▶ REQUIREMENTS
Transcribe the entries below word for word, from their first line through the line that contains "number-cell[interactable]: 15 <box>267 157", including both. Stop there and leave out everything after it.

--- DATA EXCERPTS ---

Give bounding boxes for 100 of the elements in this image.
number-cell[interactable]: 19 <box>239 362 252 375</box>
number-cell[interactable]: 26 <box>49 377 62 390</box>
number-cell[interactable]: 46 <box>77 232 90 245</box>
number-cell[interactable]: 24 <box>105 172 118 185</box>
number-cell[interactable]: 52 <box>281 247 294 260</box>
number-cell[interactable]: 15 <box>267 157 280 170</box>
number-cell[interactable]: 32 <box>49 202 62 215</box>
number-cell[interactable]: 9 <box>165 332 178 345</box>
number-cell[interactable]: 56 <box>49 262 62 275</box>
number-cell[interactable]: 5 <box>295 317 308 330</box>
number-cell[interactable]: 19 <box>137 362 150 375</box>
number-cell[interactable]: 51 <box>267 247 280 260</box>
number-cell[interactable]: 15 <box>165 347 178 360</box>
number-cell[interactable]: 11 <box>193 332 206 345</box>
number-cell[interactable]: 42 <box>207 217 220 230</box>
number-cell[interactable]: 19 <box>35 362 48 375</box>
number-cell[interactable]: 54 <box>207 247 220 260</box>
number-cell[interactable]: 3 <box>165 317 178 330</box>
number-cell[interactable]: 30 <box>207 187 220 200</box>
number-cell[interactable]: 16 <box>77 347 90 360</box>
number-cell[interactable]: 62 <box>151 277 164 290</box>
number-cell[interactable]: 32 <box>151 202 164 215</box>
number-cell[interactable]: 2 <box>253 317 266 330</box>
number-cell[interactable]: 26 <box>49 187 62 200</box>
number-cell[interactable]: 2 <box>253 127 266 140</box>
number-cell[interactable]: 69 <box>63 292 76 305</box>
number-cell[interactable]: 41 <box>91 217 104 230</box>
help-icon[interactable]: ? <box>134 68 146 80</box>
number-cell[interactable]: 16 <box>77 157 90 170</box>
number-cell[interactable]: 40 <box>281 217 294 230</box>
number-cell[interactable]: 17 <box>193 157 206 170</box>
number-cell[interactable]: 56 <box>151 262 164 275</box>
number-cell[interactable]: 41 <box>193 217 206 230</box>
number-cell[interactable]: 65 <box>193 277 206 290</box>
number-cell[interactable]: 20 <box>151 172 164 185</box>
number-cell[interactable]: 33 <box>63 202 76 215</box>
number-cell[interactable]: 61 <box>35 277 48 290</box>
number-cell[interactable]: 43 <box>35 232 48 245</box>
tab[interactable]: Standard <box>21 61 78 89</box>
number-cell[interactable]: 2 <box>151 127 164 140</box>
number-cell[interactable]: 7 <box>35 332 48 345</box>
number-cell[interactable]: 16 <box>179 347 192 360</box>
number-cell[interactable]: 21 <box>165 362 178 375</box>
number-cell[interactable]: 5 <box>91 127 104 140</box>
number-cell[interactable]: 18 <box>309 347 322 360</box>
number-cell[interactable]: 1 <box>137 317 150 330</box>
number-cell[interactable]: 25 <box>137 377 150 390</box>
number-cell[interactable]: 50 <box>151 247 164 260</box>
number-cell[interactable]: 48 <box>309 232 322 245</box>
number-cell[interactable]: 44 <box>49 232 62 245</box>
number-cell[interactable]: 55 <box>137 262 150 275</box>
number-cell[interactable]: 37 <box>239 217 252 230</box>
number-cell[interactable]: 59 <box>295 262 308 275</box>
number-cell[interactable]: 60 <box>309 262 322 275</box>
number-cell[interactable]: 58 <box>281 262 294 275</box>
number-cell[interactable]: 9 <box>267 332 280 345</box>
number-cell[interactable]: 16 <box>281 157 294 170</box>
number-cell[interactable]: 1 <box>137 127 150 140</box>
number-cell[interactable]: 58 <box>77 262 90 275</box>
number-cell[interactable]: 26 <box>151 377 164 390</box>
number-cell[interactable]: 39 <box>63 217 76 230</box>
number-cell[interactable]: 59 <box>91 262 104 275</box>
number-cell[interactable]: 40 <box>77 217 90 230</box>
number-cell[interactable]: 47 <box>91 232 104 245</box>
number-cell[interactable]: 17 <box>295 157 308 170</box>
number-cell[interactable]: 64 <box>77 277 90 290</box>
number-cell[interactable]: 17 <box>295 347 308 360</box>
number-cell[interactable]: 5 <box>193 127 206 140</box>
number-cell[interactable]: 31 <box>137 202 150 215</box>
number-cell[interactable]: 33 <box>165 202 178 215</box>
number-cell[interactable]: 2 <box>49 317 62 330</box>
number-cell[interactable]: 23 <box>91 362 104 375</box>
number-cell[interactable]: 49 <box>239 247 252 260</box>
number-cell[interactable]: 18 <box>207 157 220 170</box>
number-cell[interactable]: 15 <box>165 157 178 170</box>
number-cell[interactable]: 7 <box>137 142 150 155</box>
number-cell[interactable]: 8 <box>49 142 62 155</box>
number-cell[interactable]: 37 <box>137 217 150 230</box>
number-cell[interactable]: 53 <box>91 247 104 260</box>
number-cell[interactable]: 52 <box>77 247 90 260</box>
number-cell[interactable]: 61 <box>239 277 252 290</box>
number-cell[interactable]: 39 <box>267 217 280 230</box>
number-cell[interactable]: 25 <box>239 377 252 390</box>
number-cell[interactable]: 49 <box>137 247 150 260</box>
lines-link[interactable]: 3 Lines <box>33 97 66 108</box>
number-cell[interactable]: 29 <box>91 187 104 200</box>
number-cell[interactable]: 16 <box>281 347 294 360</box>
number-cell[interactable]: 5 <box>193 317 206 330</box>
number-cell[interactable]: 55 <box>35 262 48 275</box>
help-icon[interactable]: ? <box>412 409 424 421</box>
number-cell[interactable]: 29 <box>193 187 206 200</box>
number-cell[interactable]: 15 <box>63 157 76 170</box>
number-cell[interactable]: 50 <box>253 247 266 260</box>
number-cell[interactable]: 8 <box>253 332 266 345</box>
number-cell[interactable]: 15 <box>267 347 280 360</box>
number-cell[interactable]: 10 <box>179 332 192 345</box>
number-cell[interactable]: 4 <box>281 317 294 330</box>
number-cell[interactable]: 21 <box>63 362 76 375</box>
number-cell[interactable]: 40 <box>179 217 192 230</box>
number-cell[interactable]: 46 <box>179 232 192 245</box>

---

▶ TASK RESULT
Give bounding boxes for 100 of the elements in this image.
number-cell[interactable]: 19 <box>239 362 252 375</box>
number-cell[interactable]: 26 <box>49 377 62 390</box>
number-cell[interactable]: 46 <box>77 232 90 245</box>
number-cell[interactable]: 24 <box>105 172 118 185</box>
number-cell[interactable]: 52 <box>281 247 294 260</box>
number-cell[interactable]: 15 <box>267 157 280 170</box>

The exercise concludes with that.